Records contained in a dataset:
===============

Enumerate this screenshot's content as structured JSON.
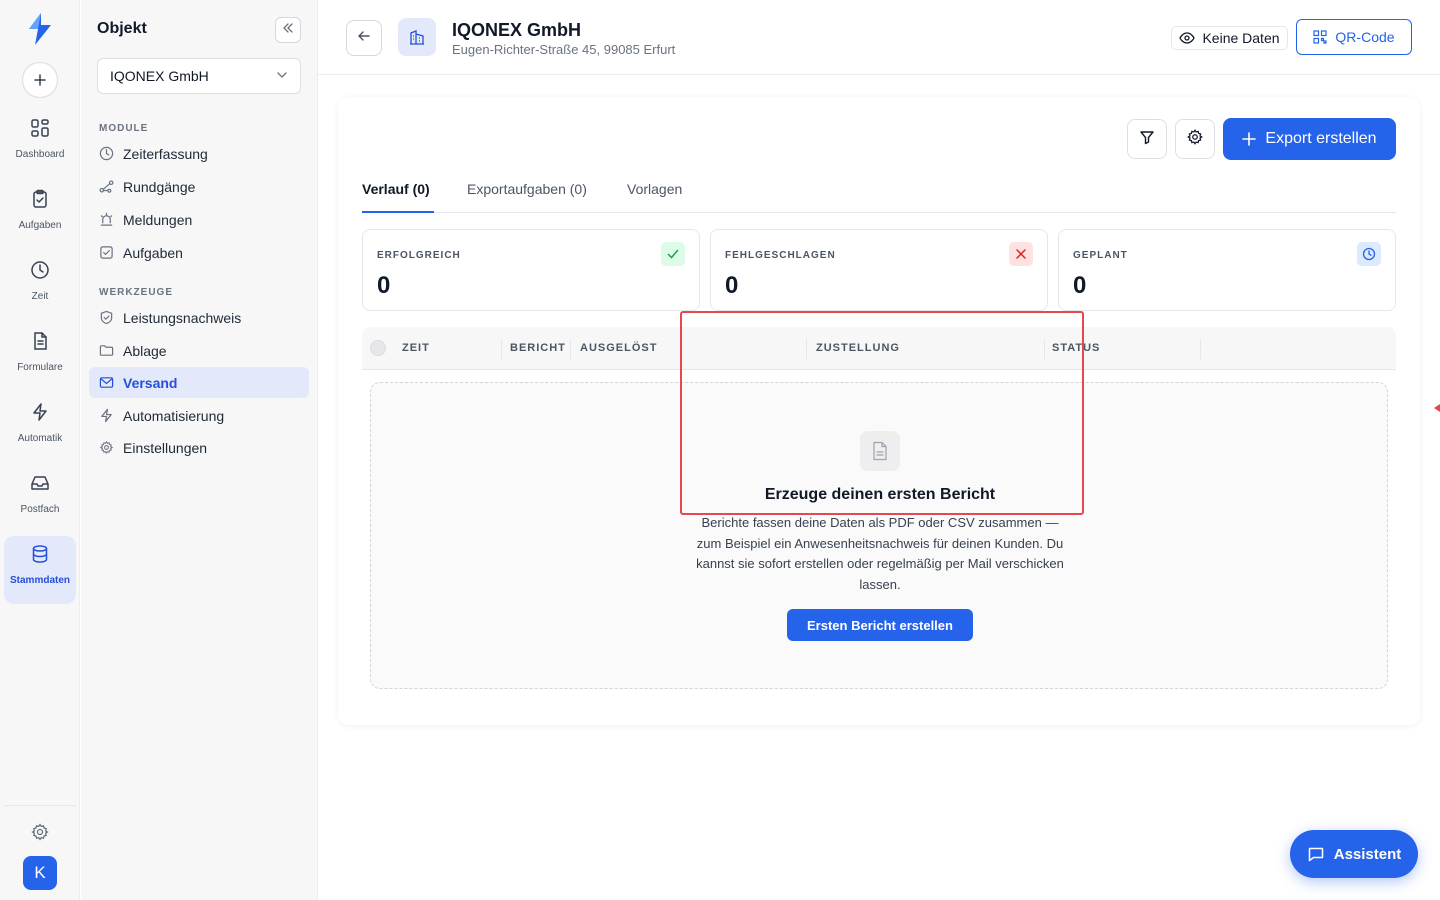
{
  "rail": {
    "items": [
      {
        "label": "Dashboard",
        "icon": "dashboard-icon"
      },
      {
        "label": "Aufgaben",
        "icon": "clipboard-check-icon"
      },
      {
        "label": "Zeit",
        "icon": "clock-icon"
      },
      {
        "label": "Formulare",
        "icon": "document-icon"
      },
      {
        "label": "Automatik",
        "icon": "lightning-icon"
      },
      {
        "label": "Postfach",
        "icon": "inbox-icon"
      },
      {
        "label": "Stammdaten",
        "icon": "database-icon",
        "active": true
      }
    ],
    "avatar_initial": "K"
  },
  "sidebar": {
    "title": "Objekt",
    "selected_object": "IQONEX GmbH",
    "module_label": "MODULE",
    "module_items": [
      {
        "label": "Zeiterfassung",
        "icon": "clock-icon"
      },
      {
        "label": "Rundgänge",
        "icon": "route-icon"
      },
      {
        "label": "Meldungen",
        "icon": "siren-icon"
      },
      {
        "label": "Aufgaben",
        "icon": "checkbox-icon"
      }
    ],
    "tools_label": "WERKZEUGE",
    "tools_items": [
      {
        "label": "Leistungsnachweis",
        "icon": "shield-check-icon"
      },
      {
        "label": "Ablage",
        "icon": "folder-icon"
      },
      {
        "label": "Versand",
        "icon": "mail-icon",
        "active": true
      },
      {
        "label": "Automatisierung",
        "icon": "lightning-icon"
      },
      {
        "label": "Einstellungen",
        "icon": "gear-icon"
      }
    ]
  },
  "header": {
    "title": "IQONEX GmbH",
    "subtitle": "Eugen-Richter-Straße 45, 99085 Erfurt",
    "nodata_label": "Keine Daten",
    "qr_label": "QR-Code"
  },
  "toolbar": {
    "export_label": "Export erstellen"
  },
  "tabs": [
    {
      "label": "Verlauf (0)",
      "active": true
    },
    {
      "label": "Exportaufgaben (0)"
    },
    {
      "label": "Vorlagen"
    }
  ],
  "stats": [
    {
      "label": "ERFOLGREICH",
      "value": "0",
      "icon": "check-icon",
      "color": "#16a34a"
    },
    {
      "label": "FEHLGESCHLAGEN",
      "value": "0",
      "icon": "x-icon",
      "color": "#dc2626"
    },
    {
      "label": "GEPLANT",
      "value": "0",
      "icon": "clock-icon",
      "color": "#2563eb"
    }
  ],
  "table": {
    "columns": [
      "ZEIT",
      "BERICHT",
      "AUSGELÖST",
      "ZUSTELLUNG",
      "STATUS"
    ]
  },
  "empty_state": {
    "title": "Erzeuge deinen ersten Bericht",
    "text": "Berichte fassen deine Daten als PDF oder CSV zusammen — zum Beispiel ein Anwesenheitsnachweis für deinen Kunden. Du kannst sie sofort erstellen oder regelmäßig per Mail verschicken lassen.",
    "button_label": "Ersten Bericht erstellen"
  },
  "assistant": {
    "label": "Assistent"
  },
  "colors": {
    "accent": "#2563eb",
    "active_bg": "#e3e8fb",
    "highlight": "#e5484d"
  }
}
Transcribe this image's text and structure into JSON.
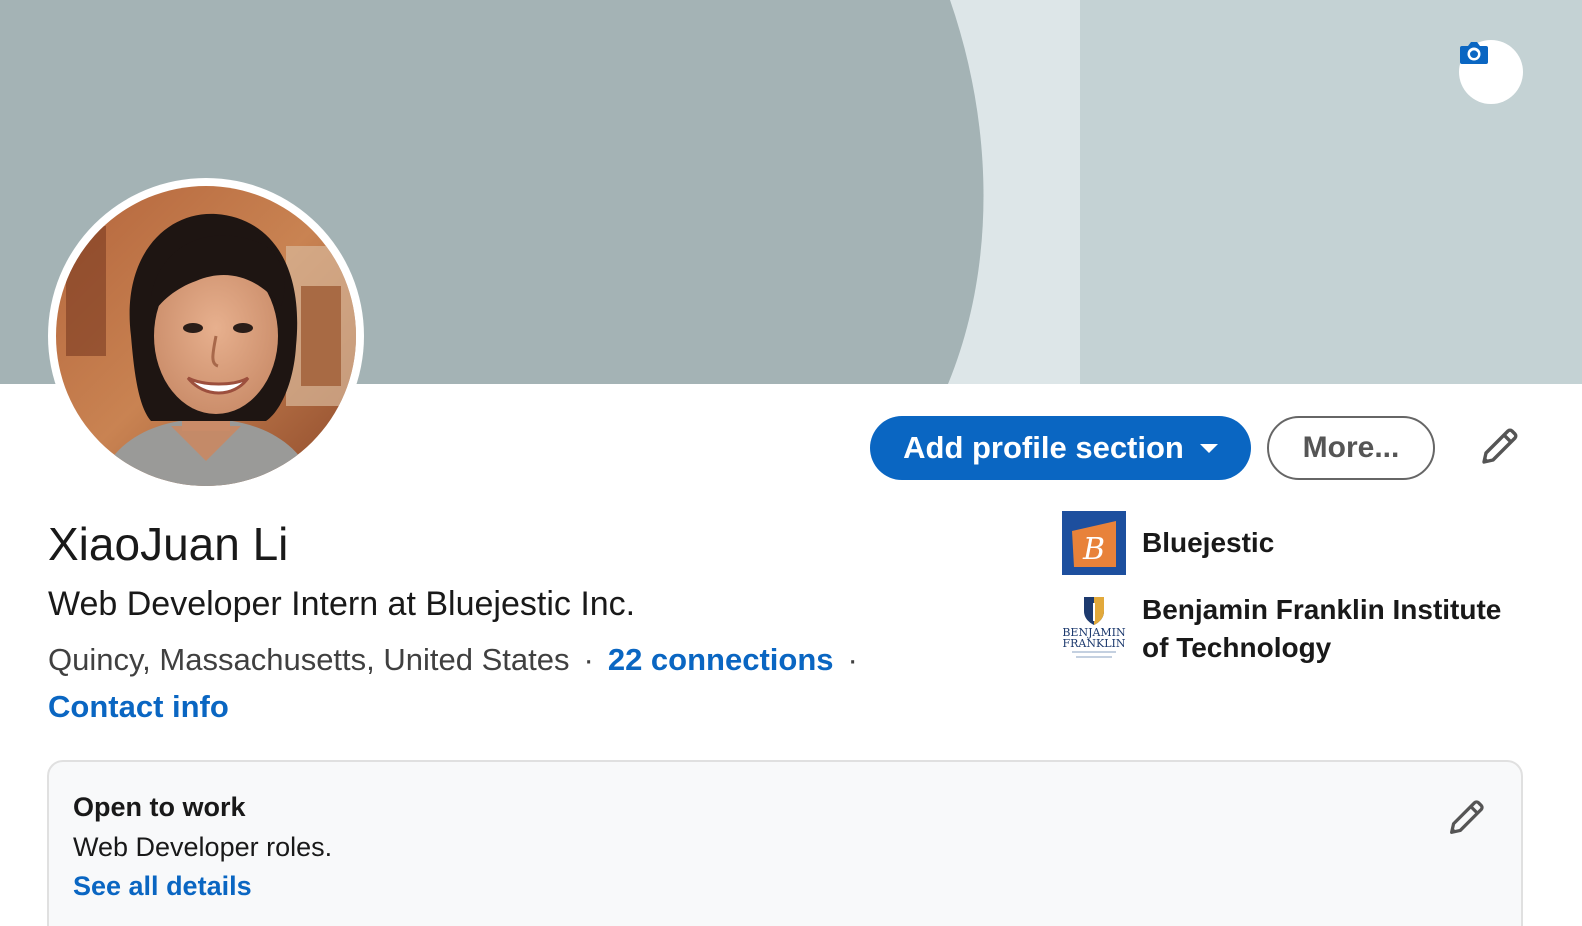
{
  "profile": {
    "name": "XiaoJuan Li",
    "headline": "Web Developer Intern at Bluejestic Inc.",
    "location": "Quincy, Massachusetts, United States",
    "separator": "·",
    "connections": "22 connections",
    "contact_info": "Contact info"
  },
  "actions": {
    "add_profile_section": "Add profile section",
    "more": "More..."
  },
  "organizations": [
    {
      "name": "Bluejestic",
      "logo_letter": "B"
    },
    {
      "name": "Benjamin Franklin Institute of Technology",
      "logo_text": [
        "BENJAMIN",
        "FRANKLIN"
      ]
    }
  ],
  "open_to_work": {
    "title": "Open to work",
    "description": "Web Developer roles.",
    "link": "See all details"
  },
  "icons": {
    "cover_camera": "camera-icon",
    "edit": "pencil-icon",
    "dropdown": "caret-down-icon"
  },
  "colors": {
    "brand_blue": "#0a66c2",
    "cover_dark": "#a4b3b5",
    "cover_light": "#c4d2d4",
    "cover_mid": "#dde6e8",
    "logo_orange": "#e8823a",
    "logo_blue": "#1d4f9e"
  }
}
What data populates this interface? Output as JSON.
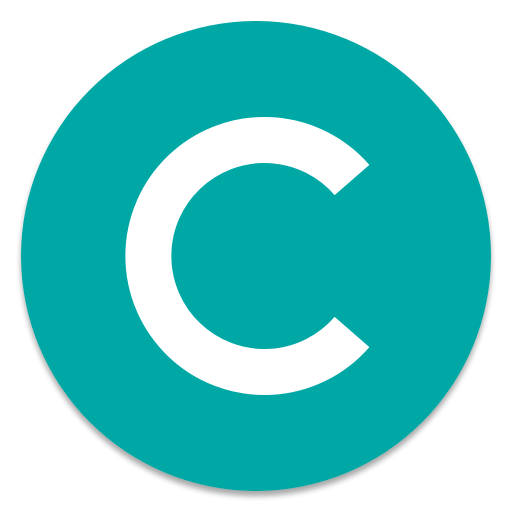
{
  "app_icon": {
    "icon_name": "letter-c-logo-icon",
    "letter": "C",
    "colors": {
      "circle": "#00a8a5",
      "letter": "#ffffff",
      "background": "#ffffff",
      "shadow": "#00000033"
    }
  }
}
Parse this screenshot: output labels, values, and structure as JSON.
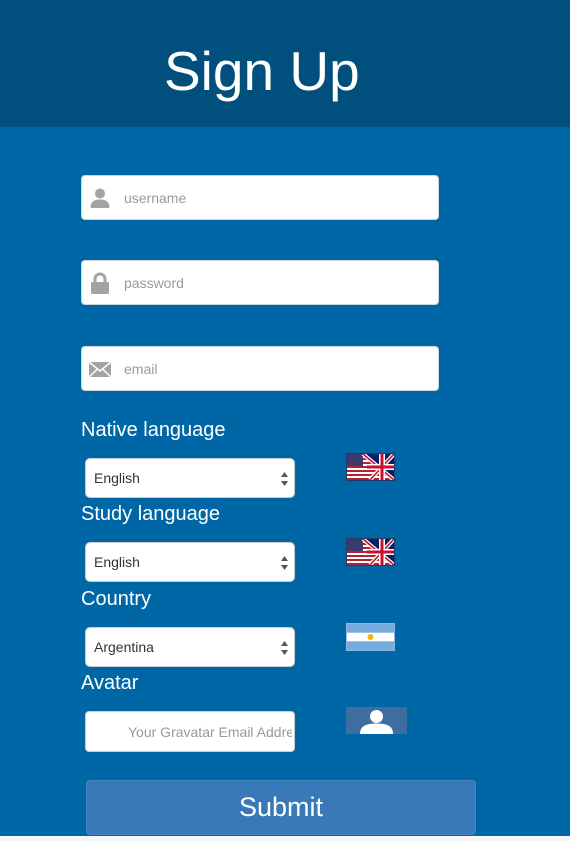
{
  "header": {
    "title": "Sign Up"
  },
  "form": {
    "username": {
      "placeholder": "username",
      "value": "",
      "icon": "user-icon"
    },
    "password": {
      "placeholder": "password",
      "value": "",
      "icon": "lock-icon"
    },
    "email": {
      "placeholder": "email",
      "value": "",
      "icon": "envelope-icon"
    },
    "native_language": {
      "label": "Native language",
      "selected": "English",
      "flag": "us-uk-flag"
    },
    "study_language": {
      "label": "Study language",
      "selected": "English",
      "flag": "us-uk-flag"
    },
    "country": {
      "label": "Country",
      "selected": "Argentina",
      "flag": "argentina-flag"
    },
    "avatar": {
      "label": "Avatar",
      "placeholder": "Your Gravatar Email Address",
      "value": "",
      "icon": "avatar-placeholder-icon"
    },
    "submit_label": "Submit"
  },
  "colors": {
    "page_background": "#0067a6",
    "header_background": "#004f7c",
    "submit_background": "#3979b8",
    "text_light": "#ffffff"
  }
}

===============

WORK TO COMPLETE
Copy every line in the records above that contains the word "ffffff".

WORKED SOLUTION
      "letter": "#ffffff",
      "background": "#ffffff",
    "text_light": "#ffffff"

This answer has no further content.